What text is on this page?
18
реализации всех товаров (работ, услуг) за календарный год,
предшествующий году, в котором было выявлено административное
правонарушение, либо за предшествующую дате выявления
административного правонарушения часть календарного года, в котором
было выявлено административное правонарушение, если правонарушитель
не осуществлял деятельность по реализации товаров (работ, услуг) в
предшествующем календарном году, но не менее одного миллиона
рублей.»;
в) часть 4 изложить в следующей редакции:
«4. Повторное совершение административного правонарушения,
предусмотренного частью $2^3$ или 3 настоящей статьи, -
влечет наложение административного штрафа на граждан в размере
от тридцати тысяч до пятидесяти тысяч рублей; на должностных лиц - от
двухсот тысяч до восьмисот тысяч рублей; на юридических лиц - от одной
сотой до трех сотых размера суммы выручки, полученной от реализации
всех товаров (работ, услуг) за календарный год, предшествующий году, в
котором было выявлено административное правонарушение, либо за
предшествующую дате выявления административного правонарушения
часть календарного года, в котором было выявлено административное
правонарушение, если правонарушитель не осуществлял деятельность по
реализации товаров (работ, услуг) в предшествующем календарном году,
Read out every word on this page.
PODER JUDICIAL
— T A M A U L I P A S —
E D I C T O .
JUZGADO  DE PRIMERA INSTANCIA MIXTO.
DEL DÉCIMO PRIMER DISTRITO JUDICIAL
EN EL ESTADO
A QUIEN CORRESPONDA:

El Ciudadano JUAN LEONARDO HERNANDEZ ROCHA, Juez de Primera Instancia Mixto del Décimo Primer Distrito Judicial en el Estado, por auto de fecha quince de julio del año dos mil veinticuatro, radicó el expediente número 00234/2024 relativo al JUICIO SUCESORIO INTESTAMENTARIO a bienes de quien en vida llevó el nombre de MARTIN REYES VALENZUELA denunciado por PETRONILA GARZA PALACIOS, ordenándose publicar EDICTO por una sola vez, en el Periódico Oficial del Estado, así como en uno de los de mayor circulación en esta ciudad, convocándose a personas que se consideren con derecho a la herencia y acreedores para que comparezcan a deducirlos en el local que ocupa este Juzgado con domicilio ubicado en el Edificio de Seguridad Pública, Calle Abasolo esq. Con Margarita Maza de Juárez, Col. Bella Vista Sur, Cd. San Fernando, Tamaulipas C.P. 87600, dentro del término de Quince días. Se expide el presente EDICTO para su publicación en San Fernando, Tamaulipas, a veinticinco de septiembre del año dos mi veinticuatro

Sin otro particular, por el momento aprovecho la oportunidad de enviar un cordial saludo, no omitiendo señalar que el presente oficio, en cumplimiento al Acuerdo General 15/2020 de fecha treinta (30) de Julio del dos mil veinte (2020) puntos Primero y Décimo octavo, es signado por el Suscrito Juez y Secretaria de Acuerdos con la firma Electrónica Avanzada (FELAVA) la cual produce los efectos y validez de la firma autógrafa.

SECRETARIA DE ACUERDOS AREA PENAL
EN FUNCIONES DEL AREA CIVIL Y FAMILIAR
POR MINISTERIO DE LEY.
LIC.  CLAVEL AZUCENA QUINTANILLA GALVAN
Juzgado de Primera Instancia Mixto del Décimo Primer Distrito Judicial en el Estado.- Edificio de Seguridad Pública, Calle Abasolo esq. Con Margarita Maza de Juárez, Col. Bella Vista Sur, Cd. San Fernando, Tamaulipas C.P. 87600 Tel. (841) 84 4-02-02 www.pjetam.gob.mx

• _WORK INSTRUCTIONS_
Output all of the data again. Match it exactly.

• _REPLY TO THE EXERCISE_
What text is on this page?
18
реализации всех товаров (работ, услуг) за календарный год,
предшествующий году, в котором было выявлено административное
правонарушение, либо за предшествующую дате выявления
административного правонарушения часть календарного года, в котором
было выявлено административное правонарушение, если правонарушитель
не осуществлял деятельность по реализации товаров (работ, услуг) в
предшествующем календарном году, но не менее одного миллиона
рублей.»;
в) часть 4 изложить в следующей редакции:
«4. Повторное совершение административного правонарушения,
предусмотренного частью $2^3$ или 3 настоящей статьи, -
влечет наложение административного штрафа на граждан в размере
от тридцати тысяч до пятидесяти тысяч рублей; на должностных лиц - от
двухсот тысяч до восьмисот тысяч рублей; на юридических лиц - от одной
сотой до трех сотых размера суммы выручки, полученной от реализации
всех товаров (работ, услуг) за календарный год, предшествующий году, в
котором было выявлено административное правонарушение, либо за
предшествующую дате выявления административного правонарушения
часть календарного года, в котором было выявлено административное
правонарушение, если правонарушитель не осуществлял деятельность по
реализации товаров (работ, услуг) в предшествующем календарном году,
Read out every word on this page.
PODER JUDICIAL
— T A M A U L I P A S —
E D I C T O .
JUZGADO  DE PRIMERA INSTANCIA MIXTO.
DEL DÉCIMO PRIMER DISTRITO JUDICIAL
EN EL ESTADO
A QUIEN CORRESPONDA:

El Ciudadano JUAN LEONARDO HERNANDEZ ROCHA, Juez de Primera Instancia Mixto del Décimo Primer Distrito Judicial en el Estado, por auto de fecha quince de julio del año dos mil veinticuatro, radicó el expediente número 00234/2024 relativo al JUICIO SUCESORIO INTESTAMENTARIO a bienes de quien en vida llevó el nombre de MARTIN REYES VALENZUELA denunciado por PETRONILA GARZA PALACIOS, ordenándose publicar EDICTO por una sola vez, en el Periódico Oficial del Estado, así como en uno de los de mayor circulación en esta ciudad, convocándose a personas que se consideren con derecho a la herencia y acreedores para que comparezcan a deducirlos en el local que ocupa este Juzgado con domicilio ubicado en el Edificio de Seguridad Pública, Calle Abasolo esq. Con Margarita Maza de Juárez, Col. Bella Vista Sur, Cd. San Fernando, Tamaulipas C.P. 87600, dentro del término de Quince días. Se expide el presente EDICTO para su publicación en San Fernando, Tamaulipas, a veinticinco de septiembre del año dos mi veinticuatro

Sin otro particular, por el momento aprovecho la oportunidad de enviar un cordial saludo, no omitiendo señalar que el presente oficio, en cumplimiento al Acuerdo General 15/2020 de fecha treinta (30) de Julio del dos mil veinte (2020) puntos Primero y Décimo octavo, es signado por el Suscrito Juez y Secretaria de Acuerdos con la firma Electrónica Avanzada (FELAVA) la cual produce los efectos y validez de la firma autógrafa.

SECRETARIA DE ACUERDOS AREA PENAL
EN FUNCIONES DEL AREA CIVIL Y FAMILIAR
POR MINISTERIO DE LEY.
LIC.  CLAVEL AZUCENA QUINTANILLA GALVAN
Juzgado de Primera Instancia Mixto del Décimo Primer Distrito Judicial en el Estado.- Edificio de Seguridad Pública, Calle Abasolo esq. Con Margarita Maza de Juárez, Col. Bella Vista Sur, Cd. San Fernando, Tamaulipas C.P. 87600 Tel. (841) 84 4-02-02 www.pjetam.gob.mx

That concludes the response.